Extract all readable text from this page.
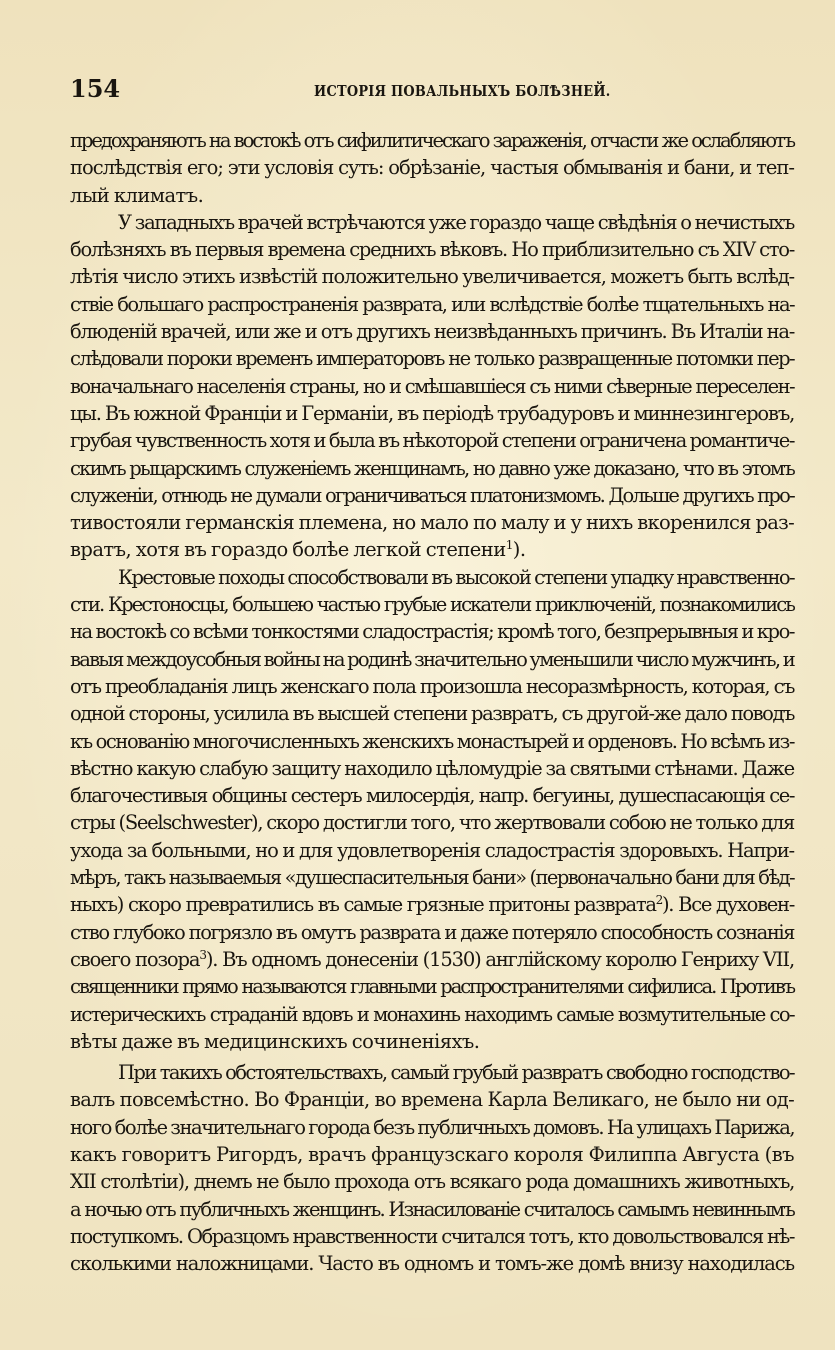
154	ИСТОРІЯ ПОВАЛЬНЫХЪ БОЛѢЗНЕЙ.
предохраняютъ на востокѣ отъ сифилитическаго зараженія, отчасти же ослабляютъ
послѣдствія его; эти условія суть: обрѣзаніе, частыя обмыванія и бани, и теп-
лый климатъ.
У западныхъ врачей встрѣчаются уже гораздо чаще свѣдѣнія о нечистыхъ
болѣзняхъ въ первыя времена среднихъ вѣковъ. Но приблизительно съ XIV сто-
лѣтія число этихъ извѣстій положительно увеличивается, можетъ быть вслѣд-
ствіе большаго распространенія разврата, или вслѣдствіе болѣе тщательныхъ на-
блюденій врачей, или же и отъ другихъ неизвѣданныхъ причинъ. Въ Италіи на-
слѣдовали пороки временъ императоровъ не только развращенные потомки пер-
воначальнаго населенія страны, но и смѣшавшіеся съ ними сѣверные переселен-
цы. Въ южной Франціи и Германіи, въ періодѣ трубадуровъ и миннезингеровъ,
грубая чувственность хотя и была въ нѣкоторой степени ограничена романтиче-
скимъ рыцарскимъ служеніемъ женщинамъ, но давно уже доказано, что въ этомъ
служеніи, отнюдь не думали ограничиваться платонизмомъ. Дольше другихъ про-
тивостояли германскія племена, но мало по малу и у нихъ вкоренился раз-
вратъ, хотя въ гораздо болѣе легкой степени$^1$).
Крестовые походы способствовали въ высокой степени упадку нравственно-
сти. Крестоносцы, большею частью грубые искатели приключеній, познакомились
на востокѣ со всѣми тонкостями сладострастія; кромѣ того, безпрерывныя и кро-
вавыя междоусобныя войны на родинѣ значительно уменьшили число мужчинъ, и
отъ преобладанія лицъ женскаго пола произошла несоразмѣрность, которая, съ
одной стороны, усилила въ высшей степени развратъ, съ другой-же дало поводъ
къ основанію многочисленныхъ женскихъ монастырей и орденовъ. Но всѣмъ из-
вѣстно какую слабую защиту находило цѣломудріе за святыми стѣнами. Даже
благочестивыя общины сестеръ милосердія, напр. бегуины, душеспасающія се-
стры (Seelschwester), скоро достигли того, что жертвовали собою не только для
ухода за больными, но и для удовлетворенія сладострастія здоровыхъ. Напри-
мѣръ, такъ называемыя «душеспасительныя бани» (первоначально бани для бѣд-
ныхъ) скоро превратились въ самые грязные притоны разврата$^2$). Все духовен-
ство глубоко погрязло въ омутъ разврата и даже потеряло способность сознанія
своего позора$^3$). Въ одномъ донесеніи (1530) англійскому королю Генриху VII,
священники прямо называются главными распространителями сифилиса. Противъ
истерическихъ страданій вдовъ и монахинь находимъ самые возмутительные со-
вѣты даже въ медицинскихъ сочиненіяхъ.
При такихъ обстоятельствахъ, самый грубый развратъ свободно господство-
валъ повсемѣстно. Во Франціи, во времена Карла Великаго, не было ни од-
ного болѣе значительнаго города безъ публичныхъ домовъ. На улицахъ Парижа,
какъ говоритъ Ригордъ, врачъ французскаго короля Филиппа Августа (въ
XII столѣтіи), днемъ не было прохода отъ всякаго рода домашнихъ животныхъ,
а ночью отъ публичныхъ женщинъ. Изнасилованіе считалось самымъ невиннымъ
поступкомъ. Образцомъ нравственности считался тотъ, кто довольствовался нѣ-
сколькими наложницами. Часто въ одномъ и томъ-же домѣ внизу находилась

§ WHAT IS EXPECTED
Using the material above, gather every line that includes "одномъ".

§ THE REPLY
своего позора$^3$). Въ одномъ донесеніи (1530) англійскому королю Генриху VII,
сколькими наложницами. Часто въ одномъ и томъ-же домѣ внизу находилась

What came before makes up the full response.